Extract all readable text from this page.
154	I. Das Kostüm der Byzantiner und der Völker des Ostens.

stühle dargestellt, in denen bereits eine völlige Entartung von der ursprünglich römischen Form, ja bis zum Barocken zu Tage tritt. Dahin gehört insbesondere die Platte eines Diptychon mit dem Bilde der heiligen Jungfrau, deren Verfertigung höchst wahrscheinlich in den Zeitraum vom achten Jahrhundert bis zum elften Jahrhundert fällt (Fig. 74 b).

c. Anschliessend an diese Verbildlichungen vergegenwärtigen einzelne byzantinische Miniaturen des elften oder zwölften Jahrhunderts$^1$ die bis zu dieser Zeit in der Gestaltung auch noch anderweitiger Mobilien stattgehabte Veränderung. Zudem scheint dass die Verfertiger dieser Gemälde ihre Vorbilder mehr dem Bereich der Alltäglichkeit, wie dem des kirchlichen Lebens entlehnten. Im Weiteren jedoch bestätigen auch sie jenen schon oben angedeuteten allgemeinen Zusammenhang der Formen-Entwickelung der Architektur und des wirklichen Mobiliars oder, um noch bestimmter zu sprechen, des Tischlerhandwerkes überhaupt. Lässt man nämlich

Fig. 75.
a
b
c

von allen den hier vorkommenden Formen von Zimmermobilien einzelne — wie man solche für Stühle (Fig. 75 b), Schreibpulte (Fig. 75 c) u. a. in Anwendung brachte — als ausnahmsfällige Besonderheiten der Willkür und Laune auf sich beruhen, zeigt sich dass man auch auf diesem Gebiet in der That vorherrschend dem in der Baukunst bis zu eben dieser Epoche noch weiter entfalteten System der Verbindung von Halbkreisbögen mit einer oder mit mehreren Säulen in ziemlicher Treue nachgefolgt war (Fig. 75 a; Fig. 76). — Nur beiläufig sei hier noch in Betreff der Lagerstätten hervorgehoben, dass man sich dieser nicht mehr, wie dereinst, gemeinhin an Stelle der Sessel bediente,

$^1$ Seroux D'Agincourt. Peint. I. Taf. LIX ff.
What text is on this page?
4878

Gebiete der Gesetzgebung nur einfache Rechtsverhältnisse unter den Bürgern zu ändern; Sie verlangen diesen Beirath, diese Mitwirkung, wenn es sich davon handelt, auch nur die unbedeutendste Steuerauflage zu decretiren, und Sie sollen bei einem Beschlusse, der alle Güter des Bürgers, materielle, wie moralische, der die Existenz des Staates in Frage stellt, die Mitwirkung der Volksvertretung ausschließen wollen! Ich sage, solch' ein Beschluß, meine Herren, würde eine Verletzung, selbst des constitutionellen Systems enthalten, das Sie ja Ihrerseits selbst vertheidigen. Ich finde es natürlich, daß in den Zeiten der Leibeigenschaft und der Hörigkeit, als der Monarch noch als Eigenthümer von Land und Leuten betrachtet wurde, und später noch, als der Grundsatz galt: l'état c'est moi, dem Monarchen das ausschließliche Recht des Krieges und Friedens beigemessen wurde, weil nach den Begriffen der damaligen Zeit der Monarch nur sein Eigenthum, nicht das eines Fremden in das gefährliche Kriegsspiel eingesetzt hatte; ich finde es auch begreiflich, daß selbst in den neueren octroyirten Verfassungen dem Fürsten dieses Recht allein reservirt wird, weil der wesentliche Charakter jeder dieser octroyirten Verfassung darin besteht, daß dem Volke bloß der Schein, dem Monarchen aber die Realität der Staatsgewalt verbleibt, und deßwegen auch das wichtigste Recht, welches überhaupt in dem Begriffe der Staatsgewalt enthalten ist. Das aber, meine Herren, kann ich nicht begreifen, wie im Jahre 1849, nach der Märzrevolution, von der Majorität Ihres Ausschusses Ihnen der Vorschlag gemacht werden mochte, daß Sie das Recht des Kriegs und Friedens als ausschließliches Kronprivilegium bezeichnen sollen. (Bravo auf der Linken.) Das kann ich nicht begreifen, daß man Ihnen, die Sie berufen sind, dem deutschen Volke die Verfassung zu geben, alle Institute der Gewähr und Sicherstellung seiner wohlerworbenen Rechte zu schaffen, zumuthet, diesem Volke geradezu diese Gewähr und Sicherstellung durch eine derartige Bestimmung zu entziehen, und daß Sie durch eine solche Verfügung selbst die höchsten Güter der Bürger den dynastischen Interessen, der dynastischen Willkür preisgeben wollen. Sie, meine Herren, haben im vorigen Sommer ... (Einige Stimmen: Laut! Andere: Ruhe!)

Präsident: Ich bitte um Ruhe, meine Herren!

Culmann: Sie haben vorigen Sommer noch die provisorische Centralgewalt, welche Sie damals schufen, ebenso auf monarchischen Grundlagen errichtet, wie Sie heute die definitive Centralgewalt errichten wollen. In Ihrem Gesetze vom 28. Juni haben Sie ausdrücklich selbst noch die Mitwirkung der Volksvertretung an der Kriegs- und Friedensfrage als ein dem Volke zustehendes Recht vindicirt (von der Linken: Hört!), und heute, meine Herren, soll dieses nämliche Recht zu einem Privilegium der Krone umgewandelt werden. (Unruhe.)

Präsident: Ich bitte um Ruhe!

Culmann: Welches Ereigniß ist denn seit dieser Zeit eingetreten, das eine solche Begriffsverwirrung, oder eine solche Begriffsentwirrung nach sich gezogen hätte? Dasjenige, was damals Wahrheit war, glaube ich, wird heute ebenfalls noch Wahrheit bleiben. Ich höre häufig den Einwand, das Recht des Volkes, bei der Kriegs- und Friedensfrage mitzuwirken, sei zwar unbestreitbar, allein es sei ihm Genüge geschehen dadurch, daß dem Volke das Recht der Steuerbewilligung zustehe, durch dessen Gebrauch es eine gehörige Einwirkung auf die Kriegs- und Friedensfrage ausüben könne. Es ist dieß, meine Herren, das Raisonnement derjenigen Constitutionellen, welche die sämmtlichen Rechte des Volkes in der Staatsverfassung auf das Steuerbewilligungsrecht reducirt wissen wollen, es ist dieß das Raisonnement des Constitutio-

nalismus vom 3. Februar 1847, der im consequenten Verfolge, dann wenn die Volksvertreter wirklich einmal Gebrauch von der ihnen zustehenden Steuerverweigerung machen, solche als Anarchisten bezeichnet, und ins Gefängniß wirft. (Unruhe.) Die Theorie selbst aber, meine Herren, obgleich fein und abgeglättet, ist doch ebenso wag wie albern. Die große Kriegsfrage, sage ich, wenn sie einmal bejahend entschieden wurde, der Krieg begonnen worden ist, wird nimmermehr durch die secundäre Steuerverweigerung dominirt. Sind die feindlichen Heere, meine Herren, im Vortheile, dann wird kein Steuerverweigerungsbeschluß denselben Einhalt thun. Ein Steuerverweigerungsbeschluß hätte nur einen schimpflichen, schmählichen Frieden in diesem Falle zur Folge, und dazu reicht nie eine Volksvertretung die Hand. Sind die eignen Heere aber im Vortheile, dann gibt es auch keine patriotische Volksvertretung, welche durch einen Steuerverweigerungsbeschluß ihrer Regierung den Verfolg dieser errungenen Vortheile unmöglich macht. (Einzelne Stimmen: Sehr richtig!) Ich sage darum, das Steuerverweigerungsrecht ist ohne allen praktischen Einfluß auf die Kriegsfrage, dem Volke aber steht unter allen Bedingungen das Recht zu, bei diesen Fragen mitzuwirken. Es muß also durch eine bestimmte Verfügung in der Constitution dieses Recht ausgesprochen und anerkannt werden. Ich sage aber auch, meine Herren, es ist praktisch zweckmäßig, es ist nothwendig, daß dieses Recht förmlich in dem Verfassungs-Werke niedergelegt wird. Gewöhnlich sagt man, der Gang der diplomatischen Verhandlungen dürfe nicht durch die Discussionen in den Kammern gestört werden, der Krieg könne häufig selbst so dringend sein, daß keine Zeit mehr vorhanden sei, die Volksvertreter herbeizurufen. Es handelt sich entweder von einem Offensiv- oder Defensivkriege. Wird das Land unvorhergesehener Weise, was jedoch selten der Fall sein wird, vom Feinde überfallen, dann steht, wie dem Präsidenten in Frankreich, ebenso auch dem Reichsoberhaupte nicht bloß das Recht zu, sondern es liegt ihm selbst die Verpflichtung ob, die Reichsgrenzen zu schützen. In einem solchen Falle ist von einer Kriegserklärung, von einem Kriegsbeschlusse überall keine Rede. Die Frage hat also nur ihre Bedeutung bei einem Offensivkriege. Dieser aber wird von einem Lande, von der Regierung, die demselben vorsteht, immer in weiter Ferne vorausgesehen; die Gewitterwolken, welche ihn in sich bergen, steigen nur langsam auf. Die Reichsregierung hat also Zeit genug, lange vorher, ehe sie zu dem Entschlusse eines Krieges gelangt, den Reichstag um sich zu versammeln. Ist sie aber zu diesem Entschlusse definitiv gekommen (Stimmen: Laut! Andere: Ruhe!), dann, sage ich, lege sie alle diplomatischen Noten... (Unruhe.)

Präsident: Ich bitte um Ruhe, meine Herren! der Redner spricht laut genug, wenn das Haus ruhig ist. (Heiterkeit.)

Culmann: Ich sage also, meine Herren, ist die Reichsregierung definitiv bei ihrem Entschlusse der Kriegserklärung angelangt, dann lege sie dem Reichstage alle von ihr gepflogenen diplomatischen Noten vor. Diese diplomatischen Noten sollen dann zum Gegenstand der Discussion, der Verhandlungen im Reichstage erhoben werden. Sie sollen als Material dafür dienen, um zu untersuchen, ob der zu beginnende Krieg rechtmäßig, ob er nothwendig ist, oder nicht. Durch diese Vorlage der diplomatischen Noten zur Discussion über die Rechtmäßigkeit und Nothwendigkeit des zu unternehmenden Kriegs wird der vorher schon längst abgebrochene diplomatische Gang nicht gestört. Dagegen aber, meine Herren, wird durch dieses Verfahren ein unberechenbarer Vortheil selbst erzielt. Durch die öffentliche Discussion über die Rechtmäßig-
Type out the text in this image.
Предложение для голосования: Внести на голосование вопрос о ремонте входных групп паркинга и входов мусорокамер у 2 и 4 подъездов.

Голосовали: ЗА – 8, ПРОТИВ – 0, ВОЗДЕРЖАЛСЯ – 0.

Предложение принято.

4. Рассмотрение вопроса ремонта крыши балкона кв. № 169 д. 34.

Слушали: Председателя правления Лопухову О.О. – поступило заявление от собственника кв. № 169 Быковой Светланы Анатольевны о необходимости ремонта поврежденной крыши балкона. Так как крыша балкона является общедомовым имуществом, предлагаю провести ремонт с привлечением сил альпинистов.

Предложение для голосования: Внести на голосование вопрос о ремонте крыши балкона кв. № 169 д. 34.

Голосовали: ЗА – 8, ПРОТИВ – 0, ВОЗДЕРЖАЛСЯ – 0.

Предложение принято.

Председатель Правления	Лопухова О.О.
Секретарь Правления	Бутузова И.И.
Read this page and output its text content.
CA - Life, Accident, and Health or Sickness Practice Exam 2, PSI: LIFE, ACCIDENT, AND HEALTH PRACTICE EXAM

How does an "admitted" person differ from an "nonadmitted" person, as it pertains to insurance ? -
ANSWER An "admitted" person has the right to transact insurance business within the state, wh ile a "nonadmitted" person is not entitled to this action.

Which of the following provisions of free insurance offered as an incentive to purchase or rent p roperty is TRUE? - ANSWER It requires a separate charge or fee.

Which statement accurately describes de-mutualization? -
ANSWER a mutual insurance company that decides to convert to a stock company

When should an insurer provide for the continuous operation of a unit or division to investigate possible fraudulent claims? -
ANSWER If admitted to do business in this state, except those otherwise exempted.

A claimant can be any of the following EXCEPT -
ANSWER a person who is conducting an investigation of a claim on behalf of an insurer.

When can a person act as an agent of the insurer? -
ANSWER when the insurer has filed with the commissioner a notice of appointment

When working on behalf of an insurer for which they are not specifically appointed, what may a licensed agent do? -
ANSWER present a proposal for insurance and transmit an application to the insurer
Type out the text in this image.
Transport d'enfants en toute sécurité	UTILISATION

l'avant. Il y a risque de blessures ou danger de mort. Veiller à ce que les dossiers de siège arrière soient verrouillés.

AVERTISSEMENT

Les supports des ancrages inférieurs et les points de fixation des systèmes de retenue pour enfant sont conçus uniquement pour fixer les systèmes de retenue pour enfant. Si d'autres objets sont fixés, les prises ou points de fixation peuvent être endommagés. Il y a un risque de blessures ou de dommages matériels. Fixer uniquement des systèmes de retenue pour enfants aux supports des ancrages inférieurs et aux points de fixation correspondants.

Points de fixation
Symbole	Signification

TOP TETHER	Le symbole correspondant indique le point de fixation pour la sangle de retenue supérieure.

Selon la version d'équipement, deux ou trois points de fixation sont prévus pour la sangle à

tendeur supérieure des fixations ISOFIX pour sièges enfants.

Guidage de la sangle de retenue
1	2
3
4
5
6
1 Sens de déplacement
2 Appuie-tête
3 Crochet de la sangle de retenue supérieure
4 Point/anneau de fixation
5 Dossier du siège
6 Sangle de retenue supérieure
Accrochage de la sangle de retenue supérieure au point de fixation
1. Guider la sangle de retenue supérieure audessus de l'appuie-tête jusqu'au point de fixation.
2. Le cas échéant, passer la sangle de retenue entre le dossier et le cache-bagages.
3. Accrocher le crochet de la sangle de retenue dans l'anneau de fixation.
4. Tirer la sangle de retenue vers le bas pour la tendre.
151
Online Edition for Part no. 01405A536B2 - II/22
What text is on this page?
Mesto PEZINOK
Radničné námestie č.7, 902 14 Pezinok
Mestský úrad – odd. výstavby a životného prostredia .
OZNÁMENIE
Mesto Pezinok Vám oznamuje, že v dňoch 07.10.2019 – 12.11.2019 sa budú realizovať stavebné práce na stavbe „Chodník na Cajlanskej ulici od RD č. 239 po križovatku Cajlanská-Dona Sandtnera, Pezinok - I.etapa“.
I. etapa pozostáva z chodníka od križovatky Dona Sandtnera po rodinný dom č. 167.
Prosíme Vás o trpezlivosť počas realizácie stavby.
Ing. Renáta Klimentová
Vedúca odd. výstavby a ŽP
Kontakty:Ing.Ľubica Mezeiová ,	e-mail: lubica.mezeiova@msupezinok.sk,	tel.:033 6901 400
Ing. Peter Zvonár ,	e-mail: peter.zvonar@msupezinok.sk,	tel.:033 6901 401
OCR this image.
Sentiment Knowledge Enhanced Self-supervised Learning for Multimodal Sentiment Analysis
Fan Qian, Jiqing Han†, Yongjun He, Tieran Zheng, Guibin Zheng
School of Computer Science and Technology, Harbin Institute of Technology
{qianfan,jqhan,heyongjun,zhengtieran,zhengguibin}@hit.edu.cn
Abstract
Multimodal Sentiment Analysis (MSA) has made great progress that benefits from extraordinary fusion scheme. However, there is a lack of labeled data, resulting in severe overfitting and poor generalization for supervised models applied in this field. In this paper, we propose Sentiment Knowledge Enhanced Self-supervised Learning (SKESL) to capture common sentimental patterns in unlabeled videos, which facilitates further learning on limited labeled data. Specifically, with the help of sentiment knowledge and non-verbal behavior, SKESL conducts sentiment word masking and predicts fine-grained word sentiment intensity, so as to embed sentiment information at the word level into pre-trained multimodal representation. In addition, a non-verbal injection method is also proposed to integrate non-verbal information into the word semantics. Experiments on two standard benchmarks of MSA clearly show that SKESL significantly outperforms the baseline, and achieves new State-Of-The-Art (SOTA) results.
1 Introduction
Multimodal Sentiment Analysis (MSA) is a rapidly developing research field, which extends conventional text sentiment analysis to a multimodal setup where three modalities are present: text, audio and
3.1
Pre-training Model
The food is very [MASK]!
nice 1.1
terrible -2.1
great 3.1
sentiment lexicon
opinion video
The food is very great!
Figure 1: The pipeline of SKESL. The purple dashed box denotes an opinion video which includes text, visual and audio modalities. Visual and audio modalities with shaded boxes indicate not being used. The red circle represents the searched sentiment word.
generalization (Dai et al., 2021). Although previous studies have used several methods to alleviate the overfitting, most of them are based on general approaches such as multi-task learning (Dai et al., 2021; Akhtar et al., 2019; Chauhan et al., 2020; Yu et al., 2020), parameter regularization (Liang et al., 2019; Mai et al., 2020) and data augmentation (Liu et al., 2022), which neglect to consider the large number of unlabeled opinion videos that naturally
★ ★ ★ ★ ★ ★ ★
— OBJECTIVE —
Extract every line of the records above that contains the word "голосование".

— ANSWER TO THIS PROBLEM —
Предложение для голосования: Внести на голосование вопрос о ремонте входных групп паркинга и входов мусорокамер у 2 и 4 подъездов.
Предложение для голосования: Внести на голосование вопрос о ремонте крыши балкона кв. № 169 д. 34.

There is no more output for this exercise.